**WHAT YOU HAVE TO DO:**
Retype everything in the listing, leaving each line exactly as it is.

**SUPPLIED DATA:**
..........

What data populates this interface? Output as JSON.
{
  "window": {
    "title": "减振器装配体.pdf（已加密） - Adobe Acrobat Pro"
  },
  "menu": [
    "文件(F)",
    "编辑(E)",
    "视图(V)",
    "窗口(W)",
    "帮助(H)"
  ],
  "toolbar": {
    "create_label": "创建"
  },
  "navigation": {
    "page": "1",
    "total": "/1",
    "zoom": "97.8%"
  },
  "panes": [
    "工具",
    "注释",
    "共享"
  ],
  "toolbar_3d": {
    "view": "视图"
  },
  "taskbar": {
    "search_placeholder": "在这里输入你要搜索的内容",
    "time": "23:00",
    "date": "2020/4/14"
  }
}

..........

**EXERCISE ANSWER:**
What data populates this interface? Output as JSON.
{
  "window": {
    "title": "减振器装配体.pdf（已加密） - Adobe Acrobat Pro"
  },
  "menu": [
    "文件(F)",
    "编辑(E)",
    "视图(V)",
    "窗口(W)",
    "帮助(H)"
  ],
  "toolbar": {
    "create_label": "创建"
  },
  "navigation": {
    "page": "1",
    "total": "/1",
    "zoom": "97.8%"
  },
  "panes": [
    "工具",
    "注释",
    "共享"
  ],
  "toolbar_3d": {
    "view": "视图"
  },
  "taskbar": {
    "search_placeholder": "在这里输入你要搜索的内容",
    "time": "23:00",
    "date": "2020/4/14"
  }
}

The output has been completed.